[WORK TO DO]
Within the records below, find each line that holds the string "atención", then copy it.

Data excerpts
----------------

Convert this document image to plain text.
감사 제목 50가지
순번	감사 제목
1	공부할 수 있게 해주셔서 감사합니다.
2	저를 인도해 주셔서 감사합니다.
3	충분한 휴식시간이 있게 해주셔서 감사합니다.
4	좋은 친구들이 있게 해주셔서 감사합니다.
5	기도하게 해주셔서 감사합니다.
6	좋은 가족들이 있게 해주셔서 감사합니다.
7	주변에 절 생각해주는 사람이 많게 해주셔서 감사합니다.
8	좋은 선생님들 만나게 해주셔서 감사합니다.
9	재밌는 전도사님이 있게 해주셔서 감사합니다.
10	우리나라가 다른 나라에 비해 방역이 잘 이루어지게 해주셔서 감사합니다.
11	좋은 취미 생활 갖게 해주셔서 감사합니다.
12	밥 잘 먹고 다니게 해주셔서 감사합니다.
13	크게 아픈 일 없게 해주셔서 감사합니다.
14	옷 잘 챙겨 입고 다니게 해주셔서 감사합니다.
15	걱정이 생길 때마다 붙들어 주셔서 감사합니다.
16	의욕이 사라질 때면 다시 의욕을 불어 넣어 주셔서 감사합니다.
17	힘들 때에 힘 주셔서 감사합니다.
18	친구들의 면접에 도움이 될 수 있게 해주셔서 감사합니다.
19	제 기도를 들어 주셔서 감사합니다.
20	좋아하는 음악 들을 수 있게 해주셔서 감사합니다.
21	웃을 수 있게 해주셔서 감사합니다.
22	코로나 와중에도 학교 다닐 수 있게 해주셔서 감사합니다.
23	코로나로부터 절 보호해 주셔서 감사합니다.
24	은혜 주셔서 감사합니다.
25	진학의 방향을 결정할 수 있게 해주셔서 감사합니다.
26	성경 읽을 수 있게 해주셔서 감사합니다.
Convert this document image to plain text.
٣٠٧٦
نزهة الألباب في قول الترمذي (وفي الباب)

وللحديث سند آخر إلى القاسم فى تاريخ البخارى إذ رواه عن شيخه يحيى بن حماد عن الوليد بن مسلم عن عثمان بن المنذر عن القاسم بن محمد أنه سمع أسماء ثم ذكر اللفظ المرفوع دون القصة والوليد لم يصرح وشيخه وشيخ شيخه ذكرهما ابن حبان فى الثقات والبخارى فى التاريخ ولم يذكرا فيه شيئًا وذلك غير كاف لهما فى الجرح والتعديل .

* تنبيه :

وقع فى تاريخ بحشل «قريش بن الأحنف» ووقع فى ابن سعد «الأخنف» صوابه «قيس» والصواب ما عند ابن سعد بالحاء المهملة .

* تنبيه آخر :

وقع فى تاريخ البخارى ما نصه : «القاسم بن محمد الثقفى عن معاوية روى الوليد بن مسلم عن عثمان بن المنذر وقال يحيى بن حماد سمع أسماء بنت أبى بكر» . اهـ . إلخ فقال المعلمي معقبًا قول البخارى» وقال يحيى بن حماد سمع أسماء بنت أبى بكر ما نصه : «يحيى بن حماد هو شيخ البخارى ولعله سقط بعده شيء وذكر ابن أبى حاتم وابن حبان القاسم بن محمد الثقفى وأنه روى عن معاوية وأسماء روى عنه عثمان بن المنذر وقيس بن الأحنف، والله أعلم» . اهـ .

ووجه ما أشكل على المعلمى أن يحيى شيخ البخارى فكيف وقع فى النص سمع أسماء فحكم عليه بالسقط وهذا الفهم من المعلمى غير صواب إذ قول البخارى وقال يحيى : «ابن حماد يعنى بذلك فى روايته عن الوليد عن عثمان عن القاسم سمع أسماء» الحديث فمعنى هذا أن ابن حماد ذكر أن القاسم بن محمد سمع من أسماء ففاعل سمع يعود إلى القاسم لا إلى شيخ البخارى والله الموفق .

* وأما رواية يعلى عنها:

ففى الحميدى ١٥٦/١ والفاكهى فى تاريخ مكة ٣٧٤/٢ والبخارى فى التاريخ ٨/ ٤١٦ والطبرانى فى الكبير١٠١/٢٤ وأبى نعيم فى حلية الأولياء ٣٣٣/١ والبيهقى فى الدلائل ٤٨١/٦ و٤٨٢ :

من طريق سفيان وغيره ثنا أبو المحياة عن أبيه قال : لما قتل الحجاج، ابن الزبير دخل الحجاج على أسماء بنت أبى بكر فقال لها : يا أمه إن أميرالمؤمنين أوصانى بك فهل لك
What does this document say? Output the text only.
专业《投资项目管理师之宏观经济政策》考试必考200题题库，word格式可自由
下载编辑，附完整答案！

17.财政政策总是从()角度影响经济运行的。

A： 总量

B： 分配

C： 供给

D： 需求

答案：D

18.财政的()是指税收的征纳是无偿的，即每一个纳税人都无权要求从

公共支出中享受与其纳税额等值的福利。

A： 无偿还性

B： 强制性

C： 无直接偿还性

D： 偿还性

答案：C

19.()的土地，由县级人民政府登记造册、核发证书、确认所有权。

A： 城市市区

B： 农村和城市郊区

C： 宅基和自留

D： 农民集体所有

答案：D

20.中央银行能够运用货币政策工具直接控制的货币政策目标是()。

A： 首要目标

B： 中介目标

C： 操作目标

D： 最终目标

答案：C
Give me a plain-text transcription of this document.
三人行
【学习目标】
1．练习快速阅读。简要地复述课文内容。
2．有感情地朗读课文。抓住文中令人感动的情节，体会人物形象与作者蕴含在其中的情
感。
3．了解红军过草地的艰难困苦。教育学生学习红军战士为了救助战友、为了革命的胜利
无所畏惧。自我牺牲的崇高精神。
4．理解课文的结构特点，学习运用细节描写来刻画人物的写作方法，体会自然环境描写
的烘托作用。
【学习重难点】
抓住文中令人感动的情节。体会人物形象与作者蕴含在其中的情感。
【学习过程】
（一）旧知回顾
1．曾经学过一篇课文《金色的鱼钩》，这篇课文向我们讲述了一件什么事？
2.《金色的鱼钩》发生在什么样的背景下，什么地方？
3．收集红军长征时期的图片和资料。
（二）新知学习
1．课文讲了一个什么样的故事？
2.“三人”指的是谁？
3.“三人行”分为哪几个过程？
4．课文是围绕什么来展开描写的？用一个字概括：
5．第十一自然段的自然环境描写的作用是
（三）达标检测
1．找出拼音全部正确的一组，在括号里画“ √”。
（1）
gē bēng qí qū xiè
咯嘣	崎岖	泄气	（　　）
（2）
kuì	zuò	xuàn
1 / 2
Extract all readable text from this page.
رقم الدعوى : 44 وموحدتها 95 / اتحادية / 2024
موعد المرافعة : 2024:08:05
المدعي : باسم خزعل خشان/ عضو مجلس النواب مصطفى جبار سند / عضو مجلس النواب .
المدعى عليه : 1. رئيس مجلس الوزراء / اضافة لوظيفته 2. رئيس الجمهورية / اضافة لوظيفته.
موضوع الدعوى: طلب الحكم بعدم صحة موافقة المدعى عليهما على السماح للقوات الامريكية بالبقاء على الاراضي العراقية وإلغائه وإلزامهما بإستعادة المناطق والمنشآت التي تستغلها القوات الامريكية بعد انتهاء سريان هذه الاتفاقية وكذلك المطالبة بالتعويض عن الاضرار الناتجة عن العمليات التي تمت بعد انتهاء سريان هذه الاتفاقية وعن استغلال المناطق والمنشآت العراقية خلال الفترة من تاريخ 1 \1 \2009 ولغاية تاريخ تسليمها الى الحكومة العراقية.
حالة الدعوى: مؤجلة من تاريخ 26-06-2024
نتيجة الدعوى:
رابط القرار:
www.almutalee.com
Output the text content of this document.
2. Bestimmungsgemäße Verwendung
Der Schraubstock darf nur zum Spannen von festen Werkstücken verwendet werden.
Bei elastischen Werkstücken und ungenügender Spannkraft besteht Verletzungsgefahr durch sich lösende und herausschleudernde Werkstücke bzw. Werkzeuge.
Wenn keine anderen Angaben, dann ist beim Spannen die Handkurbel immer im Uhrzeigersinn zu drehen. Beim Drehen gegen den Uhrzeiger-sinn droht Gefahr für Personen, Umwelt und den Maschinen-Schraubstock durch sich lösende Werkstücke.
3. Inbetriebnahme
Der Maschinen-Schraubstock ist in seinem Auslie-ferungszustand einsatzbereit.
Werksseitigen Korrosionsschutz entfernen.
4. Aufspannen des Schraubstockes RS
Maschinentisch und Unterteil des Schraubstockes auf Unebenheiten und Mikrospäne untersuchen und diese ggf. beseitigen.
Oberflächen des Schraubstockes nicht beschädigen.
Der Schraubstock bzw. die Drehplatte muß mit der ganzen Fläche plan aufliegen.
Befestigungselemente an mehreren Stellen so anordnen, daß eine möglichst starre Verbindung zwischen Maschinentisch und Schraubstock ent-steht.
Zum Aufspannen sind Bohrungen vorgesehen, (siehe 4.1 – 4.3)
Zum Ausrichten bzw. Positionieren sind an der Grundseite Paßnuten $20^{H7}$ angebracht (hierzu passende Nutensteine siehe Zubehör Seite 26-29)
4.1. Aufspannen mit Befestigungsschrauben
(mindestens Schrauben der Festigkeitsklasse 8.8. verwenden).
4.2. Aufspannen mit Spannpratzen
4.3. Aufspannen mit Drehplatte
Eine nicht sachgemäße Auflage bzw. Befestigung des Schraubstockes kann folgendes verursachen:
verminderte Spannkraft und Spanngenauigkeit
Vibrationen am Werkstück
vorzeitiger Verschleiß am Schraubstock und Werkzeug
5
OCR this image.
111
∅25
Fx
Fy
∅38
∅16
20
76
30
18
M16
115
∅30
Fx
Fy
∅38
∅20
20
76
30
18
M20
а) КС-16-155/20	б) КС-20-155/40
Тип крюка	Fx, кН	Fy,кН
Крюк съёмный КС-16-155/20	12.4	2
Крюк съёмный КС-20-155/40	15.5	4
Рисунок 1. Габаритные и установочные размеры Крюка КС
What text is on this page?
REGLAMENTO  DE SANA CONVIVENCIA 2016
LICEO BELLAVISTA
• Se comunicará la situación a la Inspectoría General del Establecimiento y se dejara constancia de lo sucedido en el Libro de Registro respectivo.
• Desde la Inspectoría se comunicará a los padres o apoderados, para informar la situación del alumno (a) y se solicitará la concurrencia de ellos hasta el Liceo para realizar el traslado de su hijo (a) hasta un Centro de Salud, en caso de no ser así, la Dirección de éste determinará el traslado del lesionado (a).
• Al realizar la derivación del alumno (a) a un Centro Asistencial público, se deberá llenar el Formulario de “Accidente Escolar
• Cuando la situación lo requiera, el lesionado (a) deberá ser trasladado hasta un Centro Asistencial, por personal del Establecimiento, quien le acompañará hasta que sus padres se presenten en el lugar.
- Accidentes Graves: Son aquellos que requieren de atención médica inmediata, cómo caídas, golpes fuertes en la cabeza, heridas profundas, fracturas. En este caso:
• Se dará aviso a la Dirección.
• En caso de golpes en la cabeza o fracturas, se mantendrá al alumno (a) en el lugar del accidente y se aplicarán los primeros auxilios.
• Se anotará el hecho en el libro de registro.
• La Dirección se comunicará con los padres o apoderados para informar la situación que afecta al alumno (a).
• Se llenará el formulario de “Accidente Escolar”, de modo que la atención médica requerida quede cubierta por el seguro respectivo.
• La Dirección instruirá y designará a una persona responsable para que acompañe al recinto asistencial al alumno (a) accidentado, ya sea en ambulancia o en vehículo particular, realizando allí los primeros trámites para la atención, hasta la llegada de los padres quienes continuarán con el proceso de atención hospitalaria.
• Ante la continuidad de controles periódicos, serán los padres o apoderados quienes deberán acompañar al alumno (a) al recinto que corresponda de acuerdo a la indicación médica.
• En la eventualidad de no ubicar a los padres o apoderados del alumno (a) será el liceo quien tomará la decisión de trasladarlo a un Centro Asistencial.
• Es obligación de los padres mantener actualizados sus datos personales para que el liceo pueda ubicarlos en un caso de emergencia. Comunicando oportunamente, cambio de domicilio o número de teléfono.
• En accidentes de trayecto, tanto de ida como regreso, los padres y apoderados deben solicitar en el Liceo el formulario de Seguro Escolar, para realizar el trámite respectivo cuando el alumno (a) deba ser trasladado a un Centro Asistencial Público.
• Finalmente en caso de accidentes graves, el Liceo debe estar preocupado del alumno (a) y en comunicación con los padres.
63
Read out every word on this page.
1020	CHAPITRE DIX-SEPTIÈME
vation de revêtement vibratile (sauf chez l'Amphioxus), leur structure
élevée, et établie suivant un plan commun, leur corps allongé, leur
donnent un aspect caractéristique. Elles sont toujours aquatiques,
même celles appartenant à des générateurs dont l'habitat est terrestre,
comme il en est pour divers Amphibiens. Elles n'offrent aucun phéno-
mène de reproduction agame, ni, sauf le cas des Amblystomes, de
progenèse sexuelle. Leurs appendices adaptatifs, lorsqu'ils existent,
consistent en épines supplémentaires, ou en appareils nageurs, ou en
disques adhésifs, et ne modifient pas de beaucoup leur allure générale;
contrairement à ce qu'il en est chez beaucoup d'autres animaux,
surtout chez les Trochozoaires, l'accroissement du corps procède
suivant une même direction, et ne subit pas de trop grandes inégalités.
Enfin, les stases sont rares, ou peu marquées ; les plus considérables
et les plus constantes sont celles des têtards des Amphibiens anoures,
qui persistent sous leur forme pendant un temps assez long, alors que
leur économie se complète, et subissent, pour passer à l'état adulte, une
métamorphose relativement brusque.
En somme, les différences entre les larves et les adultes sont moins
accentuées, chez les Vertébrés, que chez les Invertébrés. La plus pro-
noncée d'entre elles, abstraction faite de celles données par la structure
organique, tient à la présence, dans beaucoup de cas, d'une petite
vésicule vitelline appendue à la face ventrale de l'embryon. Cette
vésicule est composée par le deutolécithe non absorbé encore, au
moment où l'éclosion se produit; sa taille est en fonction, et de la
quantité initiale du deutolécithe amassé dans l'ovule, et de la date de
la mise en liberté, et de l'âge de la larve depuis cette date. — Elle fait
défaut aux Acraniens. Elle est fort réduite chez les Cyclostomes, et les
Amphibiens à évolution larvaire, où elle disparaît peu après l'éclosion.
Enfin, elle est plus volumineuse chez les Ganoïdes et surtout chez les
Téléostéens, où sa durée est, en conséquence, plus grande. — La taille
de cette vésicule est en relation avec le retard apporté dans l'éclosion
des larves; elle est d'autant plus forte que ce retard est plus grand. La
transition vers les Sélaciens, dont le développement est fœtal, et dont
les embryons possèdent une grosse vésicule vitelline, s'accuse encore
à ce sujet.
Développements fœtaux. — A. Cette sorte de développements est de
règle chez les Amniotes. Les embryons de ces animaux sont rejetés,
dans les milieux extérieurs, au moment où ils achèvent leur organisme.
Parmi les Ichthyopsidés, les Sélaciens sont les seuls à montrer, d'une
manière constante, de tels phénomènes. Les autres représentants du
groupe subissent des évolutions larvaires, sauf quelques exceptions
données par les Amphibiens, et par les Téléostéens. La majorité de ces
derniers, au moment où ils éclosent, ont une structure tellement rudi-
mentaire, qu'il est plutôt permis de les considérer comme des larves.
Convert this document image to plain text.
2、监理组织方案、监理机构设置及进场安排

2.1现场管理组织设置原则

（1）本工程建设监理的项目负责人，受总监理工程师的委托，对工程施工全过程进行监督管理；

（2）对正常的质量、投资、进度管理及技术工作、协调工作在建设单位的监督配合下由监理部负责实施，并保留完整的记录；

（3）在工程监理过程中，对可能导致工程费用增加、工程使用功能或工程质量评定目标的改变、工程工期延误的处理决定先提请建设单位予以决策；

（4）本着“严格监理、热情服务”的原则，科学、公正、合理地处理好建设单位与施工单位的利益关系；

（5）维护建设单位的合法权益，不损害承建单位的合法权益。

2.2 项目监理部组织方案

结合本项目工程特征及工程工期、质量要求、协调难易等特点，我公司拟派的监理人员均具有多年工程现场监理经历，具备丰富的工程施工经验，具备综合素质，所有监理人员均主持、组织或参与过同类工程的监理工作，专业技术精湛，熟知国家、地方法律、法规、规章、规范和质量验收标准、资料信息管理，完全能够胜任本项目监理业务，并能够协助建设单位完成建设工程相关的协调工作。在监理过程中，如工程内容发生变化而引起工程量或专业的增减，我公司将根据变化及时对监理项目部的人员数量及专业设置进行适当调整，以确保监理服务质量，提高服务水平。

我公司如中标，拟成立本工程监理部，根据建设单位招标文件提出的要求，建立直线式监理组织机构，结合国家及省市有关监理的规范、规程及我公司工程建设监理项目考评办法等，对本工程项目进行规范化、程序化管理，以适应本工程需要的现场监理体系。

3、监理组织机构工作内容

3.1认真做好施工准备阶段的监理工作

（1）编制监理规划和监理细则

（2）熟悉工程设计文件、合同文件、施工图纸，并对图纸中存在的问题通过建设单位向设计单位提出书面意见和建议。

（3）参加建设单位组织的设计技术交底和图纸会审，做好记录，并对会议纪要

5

----------------

[RESPONSE TO THIS TASK]
- Accidentes Graves: Son aquellos que requieren de atención médica inmediata, cómo caídas, golpes fuertes en la cabeza, heridas profundas, fracturas. En este caso:
• Se llenará el formulario de “Accidente Escolar”, de modo que la atención médica requerida quede cubierta por el seguro respectivo.
• La Dirección instruirá y designará a una persona responsable para que acompañe al recinto asistencial al alumno (a) accidentado, ya sea en ambulancia o en vehículo particular, realizando allí los primeros trámites para la atención, hasta la llegada de los padres quienes continuarán con el proceso de atención hospitalaria.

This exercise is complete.